» **Set exercise**: Pull out every line with the word "фона" from the entries below.

» **Record extracts**:
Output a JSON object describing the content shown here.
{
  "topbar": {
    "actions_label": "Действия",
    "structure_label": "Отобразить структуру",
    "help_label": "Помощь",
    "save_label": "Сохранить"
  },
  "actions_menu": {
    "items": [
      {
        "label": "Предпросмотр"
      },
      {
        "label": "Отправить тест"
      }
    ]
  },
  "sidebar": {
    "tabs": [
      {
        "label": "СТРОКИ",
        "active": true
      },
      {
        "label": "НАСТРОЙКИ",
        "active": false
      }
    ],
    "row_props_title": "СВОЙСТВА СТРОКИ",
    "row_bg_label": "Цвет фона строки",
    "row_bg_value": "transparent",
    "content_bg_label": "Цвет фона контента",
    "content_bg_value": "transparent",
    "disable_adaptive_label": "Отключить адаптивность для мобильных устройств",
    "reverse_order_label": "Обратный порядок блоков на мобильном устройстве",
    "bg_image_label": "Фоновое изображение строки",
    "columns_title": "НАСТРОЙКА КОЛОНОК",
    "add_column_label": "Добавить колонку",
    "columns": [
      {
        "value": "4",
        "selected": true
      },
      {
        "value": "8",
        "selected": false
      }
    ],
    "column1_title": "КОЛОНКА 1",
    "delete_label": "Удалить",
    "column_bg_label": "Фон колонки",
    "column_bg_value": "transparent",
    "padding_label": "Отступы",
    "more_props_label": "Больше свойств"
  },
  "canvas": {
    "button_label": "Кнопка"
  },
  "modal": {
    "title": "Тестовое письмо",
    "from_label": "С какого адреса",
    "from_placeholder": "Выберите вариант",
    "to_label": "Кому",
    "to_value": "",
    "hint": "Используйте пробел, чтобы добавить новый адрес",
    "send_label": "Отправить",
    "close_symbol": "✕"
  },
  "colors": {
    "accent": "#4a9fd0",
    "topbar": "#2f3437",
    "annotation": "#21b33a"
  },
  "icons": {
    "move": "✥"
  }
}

» **Full response**:
    "row_bg_label": "Цвет фона строки",
    "content_bg_label": "Цвет фона контента",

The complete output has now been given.